Start of Text passage

Author sees powerful hope for Dean in unlikely historical precedent 

I think The American Conservative is becoming my favorite magazine.
Here is the political fairytale. There was a gallant prince, a repeatedly re-elected governor of a Northeastern state to be exact. He did not exactly look like a prince or a president. He was a mouthy smart aleck who acted like he had stepped straight off the sidewalks of New York City, which indeed he had. But he developed a fervent support among a vast political constituency that had not voted Democratic in more than 30 years. They recognized that he understood their life and death concerns and advocated policies that would save their lives and ensure the security of their families. He was especially popular among classes of voters who had suffered discrimination and had been the butt of prejudice. All this, and he was a fiscal conservative dedicated to a prosperous, industrially strong America.

But powerful interest groups in his own party opposed this prince. The complacent establishment, which accepted the Republican orthodoxies of the day, was determined he should never get his party’s presidential nomination, much less win the presidency. And they were allied with the powerful Southern wing of the party, patriotic and devout but also filled with traditional cultural suspicion of the Northeast. These forces denied the prince the presidential nomination on his first bid but could not prevent him getting it four years later. Even then, they fled the party and subjected him to a vitriolic calumny unprecedented in more than 70 years, and he lost. Such was the fate of Al Smith, Democratic Party nominee for the presidency of the United States in 1928.

End of Text passage

**Aim of the task**
Reproduce the passage about Al Smith above in full, word for word.

Start of Data extract

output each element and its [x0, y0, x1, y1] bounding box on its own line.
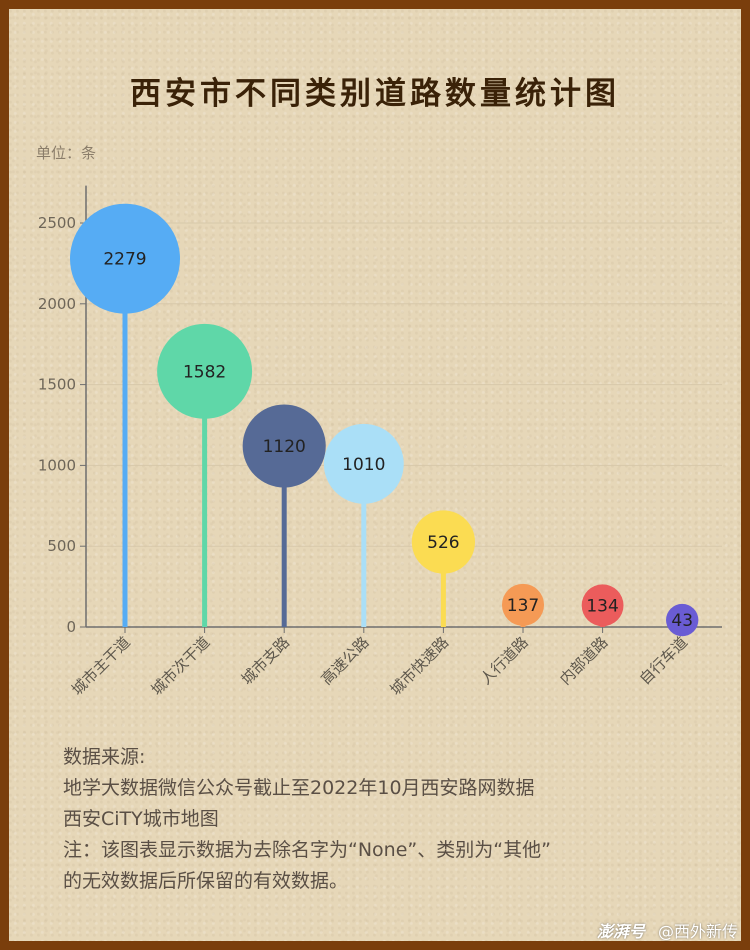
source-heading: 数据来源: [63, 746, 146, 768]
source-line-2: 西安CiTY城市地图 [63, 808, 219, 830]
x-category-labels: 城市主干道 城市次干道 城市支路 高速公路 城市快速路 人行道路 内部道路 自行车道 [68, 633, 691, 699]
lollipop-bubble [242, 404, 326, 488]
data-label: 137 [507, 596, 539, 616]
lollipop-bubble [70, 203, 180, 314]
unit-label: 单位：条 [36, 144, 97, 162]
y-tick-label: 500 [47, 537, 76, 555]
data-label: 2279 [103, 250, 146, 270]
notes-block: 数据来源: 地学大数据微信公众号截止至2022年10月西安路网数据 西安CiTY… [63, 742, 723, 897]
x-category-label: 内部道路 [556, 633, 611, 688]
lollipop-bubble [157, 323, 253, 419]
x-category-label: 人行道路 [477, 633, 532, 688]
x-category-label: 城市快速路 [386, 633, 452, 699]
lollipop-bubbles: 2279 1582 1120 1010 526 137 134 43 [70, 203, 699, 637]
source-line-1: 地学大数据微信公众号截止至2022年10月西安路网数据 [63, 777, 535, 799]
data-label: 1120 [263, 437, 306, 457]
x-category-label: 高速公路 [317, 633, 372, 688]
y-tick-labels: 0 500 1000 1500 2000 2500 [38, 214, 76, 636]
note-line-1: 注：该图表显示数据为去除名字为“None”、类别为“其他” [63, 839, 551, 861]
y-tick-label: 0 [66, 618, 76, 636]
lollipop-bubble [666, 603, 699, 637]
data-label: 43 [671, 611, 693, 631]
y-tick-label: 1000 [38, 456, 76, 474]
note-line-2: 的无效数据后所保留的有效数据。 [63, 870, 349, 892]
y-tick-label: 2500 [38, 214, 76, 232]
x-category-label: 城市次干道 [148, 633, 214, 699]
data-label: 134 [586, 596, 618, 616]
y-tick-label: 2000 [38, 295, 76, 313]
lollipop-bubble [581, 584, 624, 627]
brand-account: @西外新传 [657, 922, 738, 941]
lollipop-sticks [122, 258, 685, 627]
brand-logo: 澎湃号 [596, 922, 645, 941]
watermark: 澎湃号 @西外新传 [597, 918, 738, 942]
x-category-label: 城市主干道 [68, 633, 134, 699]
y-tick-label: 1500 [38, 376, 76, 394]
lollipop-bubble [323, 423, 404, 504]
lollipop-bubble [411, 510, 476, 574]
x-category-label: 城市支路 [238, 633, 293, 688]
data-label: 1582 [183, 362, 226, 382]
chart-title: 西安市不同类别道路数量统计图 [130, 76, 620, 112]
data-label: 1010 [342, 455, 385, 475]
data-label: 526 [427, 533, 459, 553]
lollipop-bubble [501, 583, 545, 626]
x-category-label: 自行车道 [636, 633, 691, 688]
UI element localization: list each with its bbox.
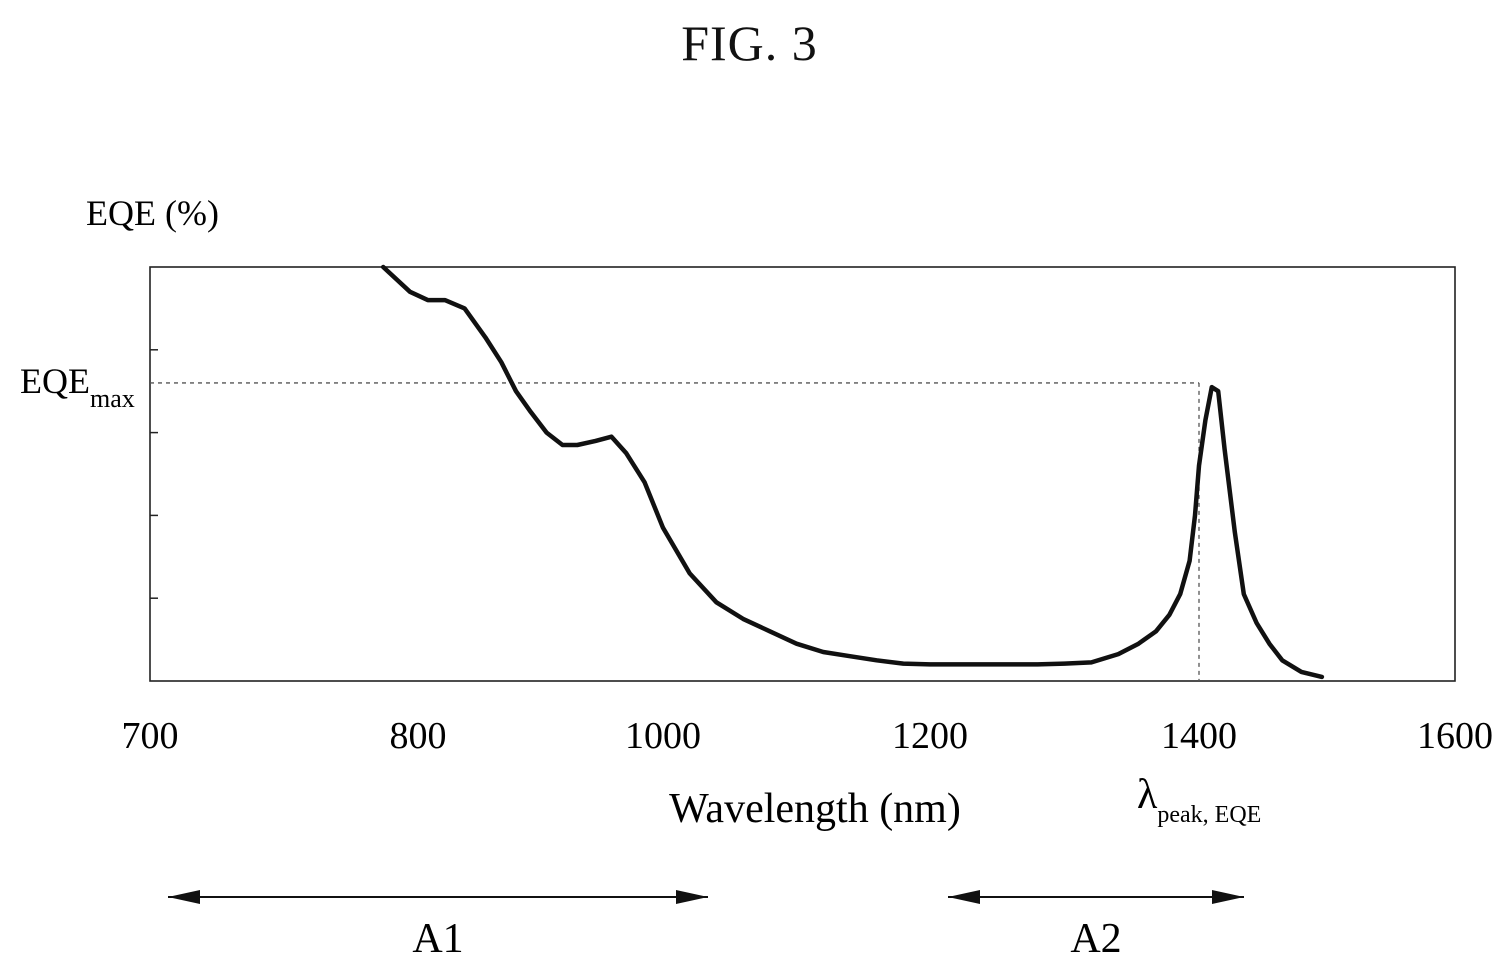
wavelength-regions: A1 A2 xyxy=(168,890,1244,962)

End of Data extract

**Answer to the problem**
Author sees powerful hope for Dean in unlikely historical precedent 

I think The American Conservative is becoming my favorite magazine.
Here is the political fairytale. There was a gallant prince, a repeatedly re-elected governor of a Northeastern state to be exact. He did not exactly look like a prince or a president. He was a mouthy smart aleck who acted like he had stepped straight off the sidewalks of New York City, which indeed he had. But he developed a fervent support among a vast political constituency that had not voted Democratic in more than 30 years. They recognized that he understood their life and death concerns and advocated policies that would save their lives and ensure the security of their families. He was especially popular among classes of voters who had suffered discrimination and had been the butt of prejudice. All this, and he was a fiscal conservative dedicated to a prosperous, industrially strong America.

But powerful interest groups in his own party opposed this prince. The complacent establishment, which accepted the Republican orthodoxies of the day, was determined he should never get his party’s presidential nomination, much less win the presidency. And they were allied with the powerful Southern wing of the party, patriotic and devout but also filled with traditional cultural suspicion of the Northeast. These forces denied the prince the presidential nomination on his first bid but could not prevent him getting it four years later. Even then, they fled the party and subjected him to a vitriolic calumny unprecedented in more than 70 years, and he lost. Such was the fate of Al Smith, Democratic Party nominee for the presidency of the United States in 1928.